Gather every line of the entries that includes the word "Output".

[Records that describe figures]
====================

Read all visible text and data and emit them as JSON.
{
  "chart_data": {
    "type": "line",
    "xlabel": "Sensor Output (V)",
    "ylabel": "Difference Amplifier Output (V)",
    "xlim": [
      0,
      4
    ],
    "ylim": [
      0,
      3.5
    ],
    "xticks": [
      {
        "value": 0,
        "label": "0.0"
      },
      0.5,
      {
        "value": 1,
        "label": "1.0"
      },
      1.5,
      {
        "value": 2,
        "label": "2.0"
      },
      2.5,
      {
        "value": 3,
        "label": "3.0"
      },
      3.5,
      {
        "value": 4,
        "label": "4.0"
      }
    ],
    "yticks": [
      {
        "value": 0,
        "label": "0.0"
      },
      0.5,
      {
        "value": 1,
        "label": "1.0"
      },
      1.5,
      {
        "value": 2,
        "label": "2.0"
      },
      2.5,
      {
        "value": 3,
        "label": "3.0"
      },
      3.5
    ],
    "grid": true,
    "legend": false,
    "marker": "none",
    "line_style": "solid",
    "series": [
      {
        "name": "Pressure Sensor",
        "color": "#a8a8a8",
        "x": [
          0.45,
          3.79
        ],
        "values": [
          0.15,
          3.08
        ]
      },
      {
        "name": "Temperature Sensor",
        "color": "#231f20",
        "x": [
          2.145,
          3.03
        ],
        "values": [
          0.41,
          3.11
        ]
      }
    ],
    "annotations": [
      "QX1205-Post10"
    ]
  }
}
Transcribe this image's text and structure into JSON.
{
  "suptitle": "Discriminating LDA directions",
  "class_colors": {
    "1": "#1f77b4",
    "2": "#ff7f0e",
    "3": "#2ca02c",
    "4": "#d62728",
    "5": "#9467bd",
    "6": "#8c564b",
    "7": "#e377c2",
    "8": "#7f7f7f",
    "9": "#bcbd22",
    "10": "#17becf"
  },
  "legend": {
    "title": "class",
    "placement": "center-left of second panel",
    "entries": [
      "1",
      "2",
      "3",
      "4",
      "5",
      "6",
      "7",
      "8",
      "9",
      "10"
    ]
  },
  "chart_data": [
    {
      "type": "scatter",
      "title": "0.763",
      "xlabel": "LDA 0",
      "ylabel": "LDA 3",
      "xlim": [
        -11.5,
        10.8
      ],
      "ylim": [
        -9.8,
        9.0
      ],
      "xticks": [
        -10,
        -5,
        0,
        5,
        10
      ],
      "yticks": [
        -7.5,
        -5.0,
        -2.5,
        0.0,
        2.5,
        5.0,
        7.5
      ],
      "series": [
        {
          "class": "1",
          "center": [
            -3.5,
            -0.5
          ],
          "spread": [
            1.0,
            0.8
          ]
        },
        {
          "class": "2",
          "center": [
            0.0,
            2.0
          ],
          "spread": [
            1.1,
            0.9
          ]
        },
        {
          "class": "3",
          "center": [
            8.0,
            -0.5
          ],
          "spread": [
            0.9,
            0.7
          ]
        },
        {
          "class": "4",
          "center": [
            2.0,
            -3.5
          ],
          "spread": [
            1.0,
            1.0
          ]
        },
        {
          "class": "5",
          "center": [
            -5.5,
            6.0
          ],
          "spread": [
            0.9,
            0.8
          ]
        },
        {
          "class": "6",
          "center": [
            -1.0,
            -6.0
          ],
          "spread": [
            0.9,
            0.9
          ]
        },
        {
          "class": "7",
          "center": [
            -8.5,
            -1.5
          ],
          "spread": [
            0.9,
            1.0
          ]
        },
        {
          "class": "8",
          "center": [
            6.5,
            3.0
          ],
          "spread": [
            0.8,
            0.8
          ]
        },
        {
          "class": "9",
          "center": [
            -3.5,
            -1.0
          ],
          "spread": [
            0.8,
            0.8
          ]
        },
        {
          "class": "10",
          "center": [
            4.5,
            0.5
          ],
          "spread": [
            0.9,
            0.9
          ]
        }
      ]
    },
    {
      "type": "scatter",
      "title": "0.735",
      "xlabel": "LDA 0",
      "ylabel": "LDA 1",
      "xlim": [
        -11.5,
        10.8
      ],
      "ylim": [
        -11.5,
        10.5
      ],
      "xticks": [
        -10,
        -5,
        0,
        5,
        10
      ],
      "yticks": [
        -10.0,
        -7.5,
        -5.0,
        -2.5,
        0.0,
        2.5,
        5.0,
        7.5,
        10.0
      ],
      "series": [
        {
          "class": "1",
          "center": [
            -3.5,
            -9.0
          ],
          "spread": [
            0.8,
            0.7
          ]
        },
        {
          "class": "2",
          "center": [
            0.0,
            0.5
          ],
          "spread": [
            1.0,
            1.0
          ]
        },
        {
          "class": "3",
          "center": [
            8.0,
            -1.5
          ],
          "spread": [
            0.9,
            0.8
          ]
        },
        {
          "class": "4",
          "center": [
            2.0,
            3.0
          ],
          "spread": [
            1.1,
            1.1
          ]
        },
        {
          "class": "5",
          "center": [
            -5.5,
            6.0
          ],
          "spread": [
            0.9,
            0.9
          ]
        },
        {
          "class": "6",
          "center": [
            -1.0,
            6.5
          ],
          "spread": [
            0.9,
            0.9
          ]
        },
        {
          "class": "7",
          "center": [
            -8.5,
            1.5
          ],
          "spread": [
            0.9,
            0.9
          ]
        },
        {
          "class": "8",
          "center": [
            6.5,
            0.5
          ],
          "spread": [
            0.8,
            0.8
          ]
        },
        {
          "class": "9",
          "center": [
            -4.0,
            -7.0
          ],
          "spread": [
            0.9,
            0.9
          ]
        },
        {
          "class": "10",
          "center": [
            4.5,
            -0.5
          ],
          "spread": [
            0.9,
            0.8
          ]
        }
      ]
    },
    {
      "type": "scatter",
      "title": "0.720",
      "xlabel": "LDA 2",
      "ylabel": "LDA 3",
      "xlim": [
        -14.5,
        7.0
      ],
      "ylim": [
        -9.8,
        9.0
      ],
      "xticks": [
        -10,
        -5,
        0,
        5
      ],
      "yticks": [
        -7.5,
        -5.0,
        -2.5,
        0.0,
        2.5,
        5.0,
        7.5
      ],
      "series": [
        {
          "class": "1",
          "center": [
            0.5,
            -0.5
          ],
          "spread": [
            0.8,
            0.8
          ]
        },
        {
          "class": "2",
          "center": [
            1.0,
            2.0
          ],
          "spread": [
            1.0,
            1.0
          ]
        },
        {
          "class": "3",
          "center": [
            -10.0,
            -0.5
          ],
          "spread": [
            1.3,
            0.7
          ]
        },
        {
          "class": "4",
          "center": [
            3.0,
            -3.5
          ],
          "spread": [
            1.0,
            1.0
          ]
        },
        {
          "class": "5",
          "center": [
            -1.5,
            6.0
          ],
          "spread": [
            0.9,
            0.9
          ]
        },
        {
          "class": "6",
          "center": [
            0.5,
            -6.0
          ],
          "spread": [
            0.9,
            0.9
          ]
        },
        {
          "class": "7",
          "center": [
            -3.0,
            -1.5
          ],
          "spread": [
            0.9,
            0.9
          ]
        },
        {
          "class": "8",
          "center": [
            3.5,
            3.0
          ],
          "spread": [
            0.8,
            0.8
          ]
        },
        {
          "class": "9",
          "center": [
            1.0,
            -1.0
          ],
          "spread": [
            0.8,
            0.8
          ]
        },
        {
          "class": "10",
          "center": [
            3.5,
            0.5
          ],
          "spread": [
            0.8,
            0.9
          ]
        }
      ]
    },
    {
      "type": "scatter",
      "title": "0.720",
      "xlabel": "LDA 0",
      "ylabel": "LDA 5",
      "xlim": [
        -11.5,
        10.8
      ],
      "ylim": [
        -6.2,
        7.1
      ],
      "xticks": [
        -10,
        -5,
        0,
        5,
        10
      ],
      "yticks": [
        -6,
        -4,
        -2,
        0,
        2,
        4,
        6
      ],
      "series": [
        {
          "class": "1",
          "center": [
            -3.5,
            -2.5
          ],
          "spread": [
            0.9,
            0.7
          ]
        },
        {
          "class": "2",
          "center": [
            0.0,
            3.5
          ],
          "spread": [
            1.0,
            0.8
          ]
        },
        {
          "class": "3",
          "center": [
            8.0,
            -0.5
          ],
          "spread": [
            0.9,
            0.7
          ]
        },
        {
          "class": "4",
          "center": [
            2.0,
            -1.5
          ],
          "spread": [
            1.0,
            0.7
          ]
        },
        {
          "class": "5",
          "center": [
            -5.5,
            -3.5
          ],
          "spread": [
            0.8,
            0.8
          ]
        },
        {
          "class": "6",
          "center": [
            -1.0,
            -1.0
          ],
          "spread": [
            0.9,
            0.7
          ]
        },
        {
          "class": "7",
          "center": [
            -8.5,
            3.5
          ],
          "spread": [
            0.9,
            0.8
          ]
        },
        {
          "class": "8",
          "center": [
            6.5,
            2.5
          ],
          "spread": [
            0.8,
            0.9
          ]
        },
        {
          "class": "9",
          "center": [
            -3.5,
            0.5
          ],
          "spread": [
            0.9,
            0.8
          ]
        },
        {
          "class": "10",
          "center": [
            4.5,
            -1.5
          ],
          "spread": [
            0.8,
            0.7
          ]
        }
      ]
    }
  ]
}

====================

• Answer below:
    "xlabel": "Sensor Output (V)",
    "ylabel": "Difference Amplifier Output (V)",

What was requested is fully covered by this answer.